• **Task brief**: Gather the lines that hold the string "detached".

• **Provided information**:
________________________

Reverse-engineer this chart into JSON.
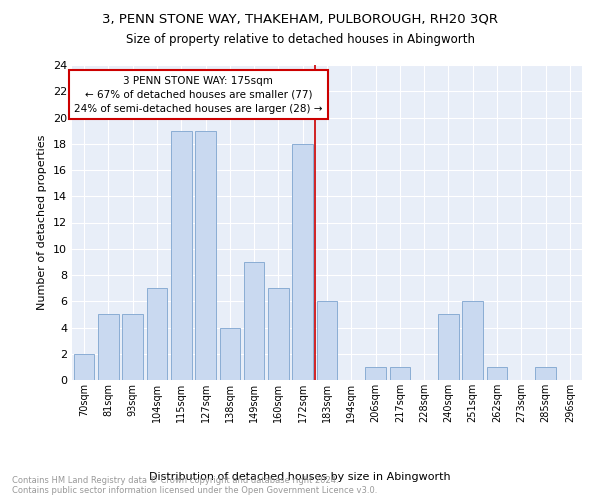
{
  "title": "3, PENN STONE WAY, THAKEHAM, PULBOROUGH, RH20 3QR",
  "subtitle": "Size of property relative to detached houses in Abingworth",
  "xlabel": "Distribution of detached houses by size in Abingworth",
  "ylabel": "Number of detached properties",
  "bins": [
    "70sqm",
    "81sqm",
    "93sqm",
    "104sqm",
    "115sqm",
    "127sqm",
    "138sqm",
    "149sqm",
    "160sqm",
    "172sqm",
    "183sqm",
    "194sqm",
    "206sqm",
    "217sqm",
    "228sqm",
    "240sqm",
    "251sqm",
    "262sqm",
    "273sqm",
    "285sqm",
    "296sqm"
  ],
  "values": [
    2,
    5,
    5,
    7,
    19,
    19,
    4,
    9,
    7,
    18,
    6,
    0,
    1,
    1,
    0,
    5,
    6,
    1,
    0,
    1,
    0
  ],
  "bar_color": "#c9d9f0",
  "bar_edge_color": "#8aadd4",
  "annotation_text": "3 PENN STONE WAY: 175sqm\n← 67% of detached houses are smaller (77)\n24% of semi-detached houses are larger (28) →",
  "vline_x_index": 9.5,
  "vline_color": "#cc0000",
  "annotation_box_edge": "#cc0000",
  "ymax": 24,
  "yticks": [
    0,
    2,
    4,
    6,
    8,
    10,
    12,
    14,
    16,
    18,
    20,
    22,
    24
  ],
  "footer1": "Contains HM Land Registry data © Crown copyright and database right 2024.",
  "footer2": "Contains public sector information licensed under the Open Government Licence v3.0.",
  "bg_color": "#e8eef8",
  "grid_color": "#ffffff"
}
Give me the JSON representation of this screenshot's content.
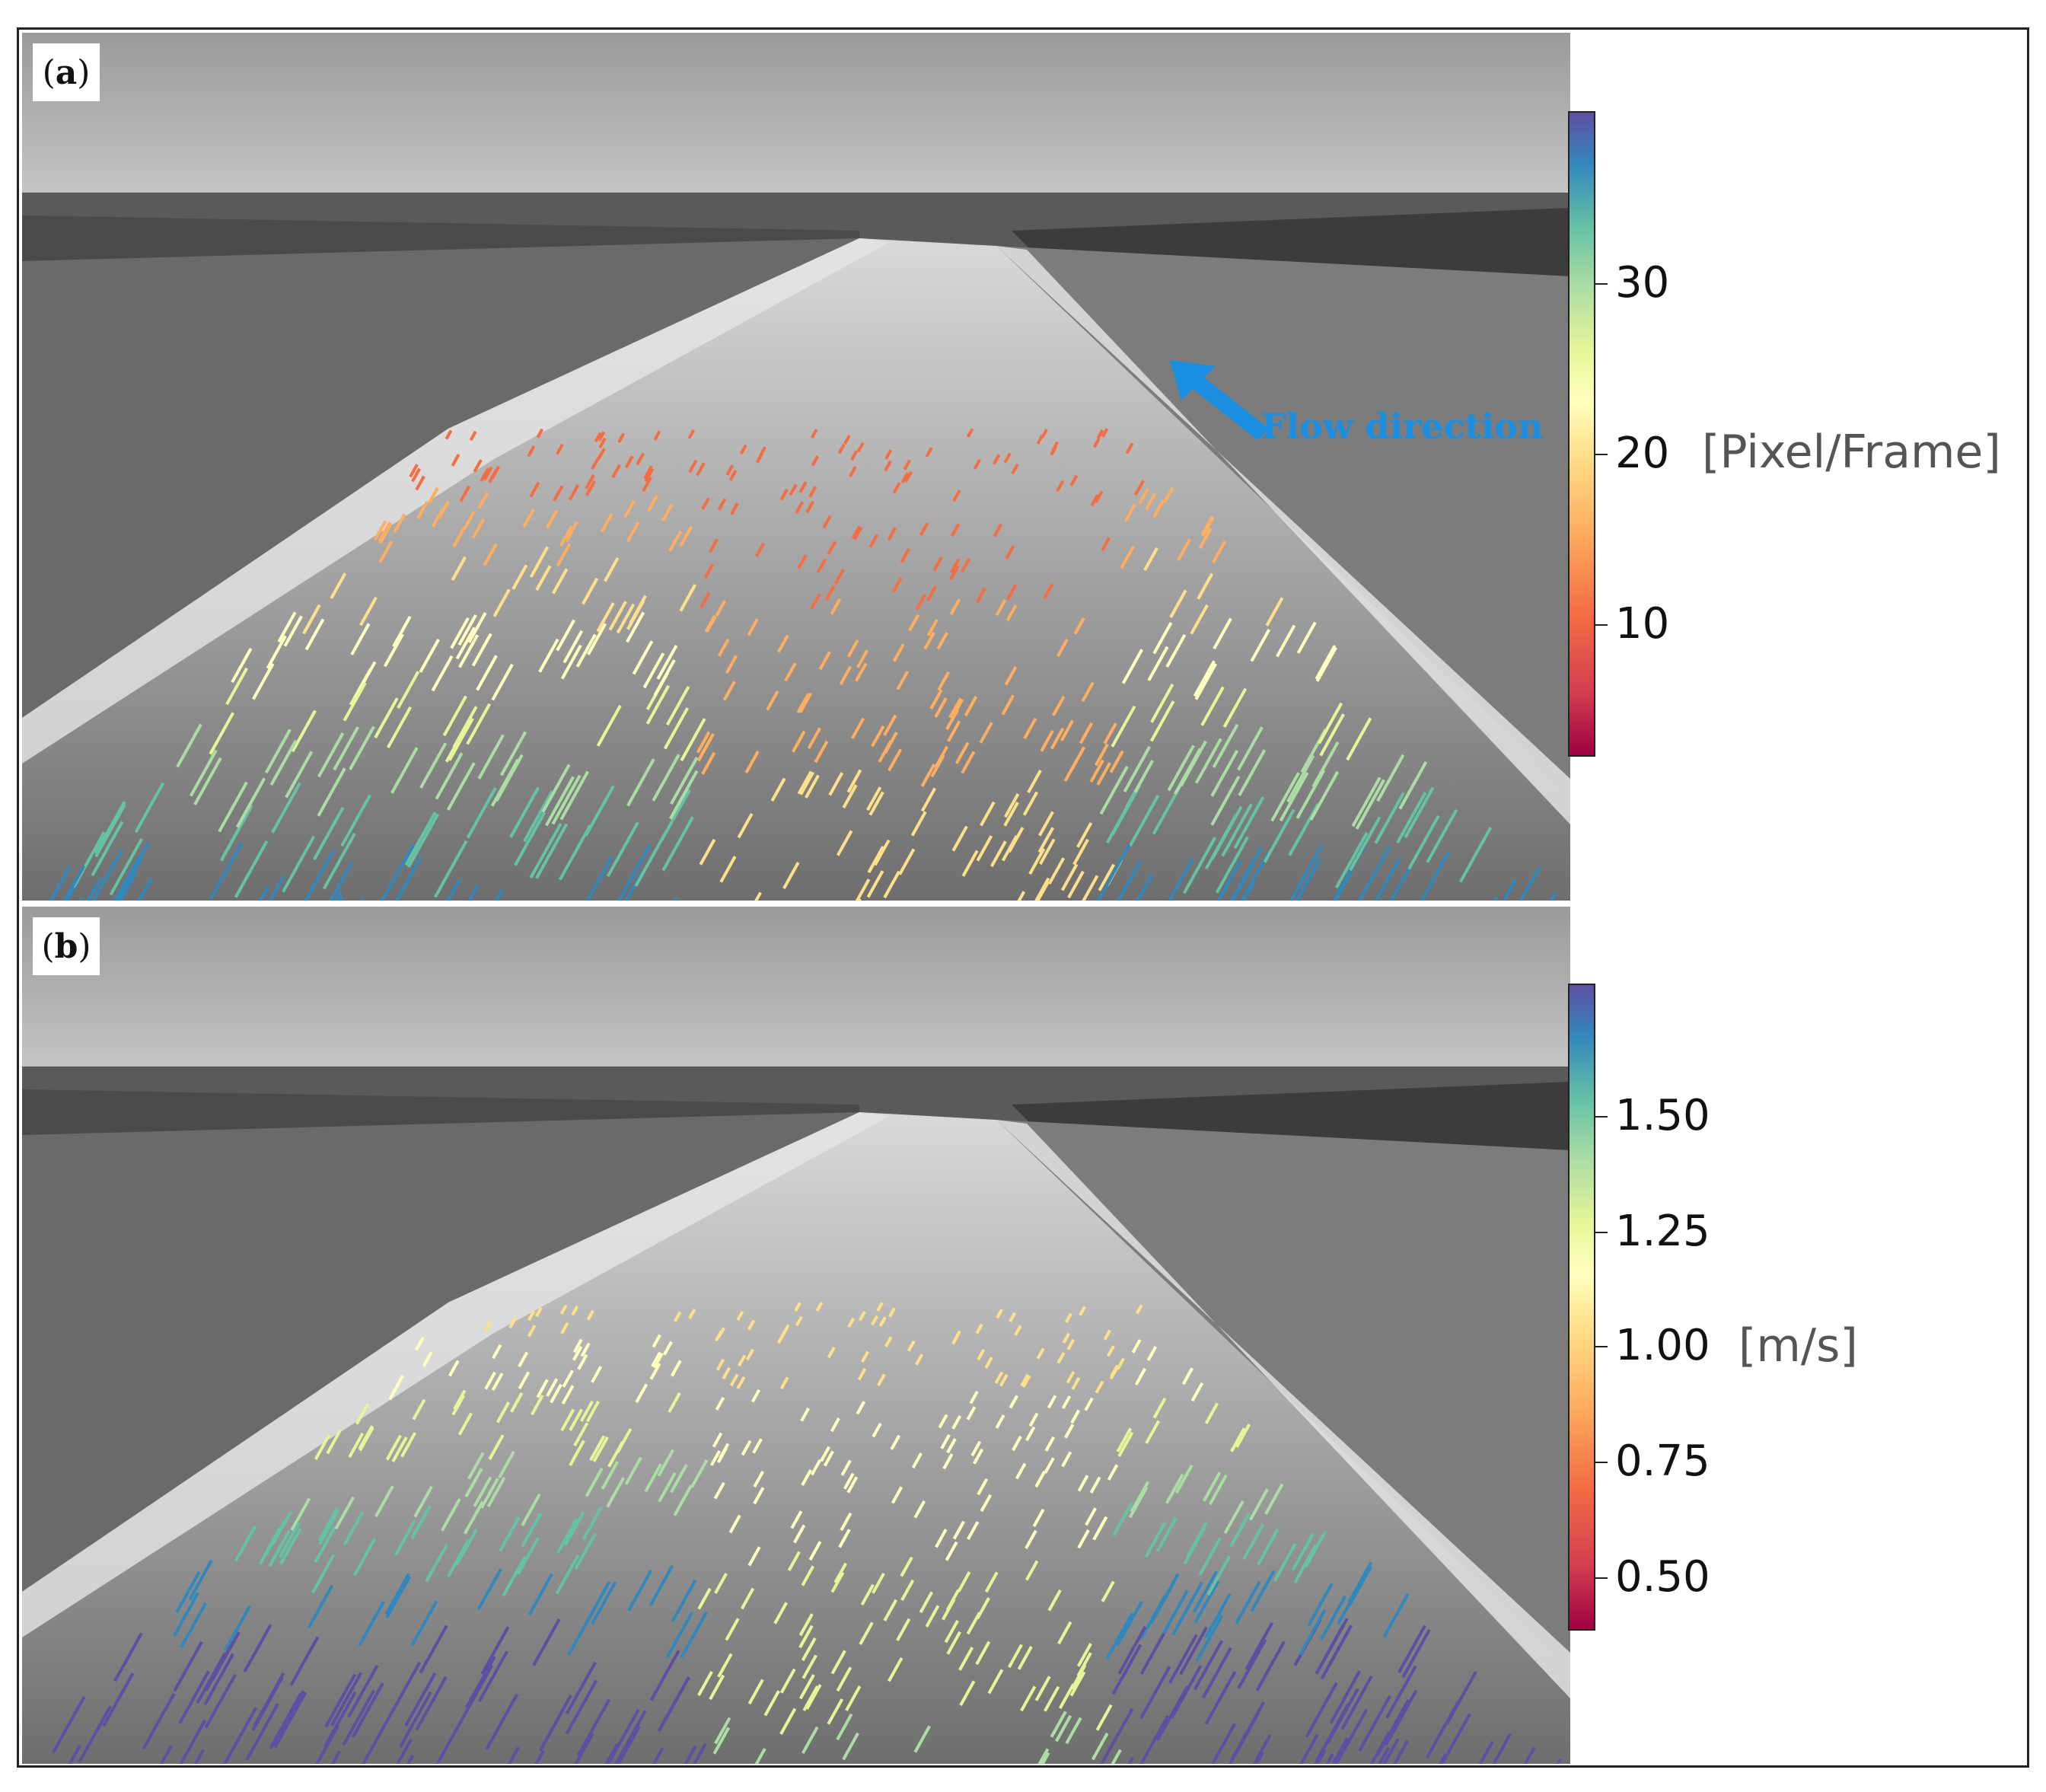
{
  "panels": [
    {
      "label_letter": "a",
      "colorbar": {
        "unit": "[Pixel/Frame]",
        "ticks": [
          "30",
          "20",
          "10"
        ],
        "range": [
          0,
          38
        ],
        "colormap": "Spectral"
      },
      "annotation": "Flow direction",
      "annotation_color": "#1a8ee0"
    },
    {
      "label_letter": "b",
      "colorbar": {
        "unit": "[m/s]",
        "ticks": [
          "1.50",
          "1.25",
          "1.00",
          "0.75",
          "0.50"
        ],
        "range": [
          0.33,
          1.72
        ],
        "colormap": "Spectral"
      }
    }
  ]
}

________________________

• **Full output**:
  "subtitle": "Size of property relative to detached houses in Abingworth",
  "xlabel": "Distribution of detached houses by size in Abingworth",
  "ylabel": "Number of detached properties",
  "annotation_text": "3 PENN STONE WAY: 175sqm\n← 67% of detached houses are smaller (77)\n24% of semi-detached houses are larger (28) →",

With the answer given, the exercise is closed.